#### INPUT RECORDS ####

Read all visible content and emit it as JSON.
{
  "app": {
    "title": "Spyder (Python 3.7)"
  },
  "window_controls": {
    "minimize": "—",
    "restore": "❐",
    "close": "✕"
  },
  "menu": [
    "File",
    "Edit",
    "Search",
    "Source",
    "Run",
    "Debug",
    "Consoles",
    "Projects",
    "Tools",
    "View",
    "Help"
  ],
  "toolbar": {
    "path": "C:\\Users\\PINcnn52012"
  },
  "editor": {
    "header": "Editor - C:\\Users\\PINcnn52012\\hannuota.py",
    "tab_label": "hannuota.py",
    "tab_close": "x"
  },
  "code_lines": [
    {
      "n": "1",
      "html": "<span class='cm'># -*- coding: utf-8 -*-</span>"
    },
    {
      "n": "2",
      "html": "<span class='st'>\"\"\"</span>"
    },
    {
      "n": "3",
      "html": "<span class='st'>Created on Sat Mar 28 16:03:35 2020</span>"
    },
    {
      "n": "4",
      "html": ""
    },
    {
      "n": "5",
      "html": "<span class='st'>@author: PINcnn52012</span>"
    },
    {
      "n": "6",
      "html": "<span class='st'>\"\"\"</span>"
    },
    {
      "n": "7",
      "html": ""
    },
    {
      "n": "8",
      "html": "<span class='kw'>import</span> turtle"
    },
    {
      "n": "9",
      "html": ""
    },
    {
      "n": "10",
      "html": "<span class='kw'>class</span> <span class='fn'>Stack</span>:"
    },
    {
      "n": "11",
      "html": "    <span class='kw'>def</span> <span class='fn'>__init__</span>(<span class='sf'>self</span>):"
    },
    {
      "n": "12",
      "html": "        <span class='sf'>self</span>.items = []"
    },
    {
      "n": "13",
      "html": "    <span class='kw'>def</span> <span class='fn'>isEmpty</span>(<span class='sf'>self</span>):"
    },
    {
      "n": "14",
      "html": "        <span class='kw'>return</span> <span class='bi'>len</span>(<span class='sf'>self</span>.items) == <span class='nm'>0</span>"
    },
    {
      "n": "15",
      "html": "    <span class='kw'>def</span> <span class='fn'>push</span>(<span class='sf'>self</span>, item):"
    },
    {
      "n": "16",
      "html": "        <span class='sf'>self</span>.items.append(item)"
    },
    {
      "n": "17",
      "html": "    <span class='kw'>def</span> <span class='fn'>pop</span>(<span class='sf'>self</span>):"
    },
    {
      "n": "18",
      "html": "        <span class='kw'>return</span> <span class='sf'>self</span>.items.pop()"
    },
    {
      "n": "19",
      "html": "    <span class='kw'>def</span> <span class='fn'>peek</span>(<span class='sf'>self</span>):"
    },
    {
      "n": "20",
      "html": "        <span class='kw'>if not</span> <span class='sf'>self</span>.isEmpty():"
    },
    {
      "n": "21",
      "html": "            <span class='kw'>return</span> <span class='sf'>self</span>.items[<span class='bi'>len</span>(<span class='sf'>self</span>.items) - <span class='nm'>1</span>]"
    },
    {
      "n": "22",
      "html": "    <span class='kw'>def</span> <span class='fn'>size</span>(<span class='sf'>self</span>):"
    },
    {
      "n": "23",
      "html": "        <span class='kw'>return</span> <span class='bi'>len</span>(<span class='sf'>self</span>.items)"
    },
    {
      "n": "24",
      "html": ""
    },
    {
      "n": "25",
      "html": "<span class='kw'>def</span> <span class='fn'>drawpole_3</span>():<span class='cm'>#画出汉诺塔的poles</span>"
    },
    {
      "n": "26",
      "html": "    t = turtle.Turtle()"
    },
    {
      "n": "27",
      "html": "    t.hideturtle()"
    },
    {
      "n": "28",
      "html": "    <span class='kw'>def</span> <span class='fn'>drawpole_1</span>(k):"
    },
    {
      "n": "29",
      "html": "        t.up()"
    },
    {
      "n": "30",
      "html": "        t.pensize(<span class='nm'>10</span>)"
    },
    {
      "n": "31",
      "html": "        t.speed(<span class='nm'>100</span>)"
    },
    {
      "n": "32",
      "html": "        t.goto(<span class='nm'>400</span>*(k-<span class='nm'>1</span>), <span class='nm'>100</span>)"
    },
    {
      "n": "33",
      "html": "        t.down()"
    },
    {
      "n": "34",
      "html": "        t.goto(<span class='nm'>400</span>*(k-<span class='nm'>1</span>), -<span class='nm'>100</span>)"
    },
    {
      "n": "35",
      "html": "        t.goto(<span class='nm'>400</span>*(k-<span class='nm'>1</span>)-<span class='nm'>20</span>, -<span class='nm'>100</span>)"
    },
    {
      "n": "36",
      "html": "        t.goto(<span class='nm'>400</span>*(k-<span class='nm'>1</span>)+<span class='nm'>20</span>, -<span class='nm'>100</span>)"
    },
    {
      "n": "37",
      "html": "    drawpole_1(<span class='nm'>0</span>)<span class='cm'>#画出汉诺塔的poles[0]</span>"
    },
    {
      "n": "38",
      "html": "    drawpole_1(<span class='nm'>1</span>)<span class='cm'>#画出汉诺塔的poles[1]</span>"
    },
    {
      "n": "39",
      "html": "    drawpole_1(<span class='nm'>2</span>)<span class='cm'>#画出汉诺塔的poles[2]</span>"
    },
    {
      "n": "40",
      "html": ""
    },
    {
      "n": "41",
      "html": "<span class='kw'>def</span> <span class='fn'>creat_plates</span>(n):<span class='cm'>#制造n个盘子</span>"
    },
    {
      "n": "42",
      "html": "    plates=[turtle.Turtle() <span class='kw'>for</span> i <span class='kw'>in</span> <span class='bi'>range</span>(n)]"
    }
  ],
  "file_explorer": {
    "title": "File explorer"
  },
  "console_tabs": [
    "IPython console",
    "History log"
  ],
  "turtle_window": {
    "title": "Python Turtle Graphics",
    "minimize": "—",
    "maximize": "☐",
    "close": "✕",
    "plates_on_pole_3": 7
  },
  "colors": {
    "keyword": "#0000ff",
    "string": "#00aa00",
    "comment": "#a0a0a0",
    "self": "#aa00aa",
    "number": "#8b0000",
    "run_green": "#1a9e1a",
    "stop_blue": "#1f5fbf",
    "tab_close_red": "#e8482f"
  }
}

####
#### INPUT RECORDS ####

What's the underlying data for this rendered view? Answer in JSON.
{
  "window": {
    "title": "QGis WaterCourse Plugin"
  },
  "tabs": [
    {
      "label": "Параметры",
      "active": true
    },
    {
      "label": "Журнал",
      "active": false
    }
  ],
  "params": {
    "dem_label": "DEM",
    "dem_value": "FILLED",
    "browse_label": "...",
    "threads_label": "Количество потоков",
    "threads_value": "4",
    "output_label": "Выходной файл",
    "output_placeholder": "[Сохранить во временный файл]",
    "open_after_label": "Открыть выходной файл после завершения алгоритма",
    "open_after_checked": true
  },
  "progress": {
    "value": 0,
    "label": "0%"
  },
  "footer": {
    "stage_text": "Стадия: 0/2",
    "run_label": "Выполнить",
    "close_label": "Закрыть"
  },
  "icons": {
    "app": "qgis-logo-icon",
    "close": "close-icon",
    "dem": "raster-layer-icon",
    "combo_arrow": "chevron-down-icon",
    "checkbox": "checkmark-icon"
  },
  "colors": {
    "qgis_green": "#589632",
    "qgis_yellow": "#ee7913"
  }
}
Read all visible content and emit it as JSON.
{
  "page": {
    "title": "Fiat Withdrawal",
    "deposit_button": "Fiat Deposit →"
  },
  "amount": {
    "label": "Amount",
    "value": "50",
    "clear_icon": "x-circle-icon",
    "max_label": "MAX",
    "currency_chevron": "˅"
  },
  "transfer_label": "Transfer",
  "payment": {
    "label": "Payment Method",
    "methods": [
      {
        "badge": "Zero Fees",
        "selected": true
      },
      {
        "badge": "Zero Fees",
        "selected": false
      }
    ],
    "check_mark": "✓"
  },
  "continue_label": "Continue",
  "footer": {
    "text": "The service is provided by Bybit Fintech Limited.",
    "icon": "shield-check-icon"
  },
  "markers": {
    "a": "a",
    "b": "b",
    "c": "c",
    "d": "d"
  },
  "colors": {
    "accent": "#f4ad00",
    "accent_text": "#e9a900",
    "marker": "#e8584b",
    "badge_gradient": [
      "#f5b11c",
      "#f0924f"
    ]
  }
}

####

TO BE DONE
Go over the records above and tally each line that includes "hannuota". Give the total by itself.

THE COMPLETED TASK
2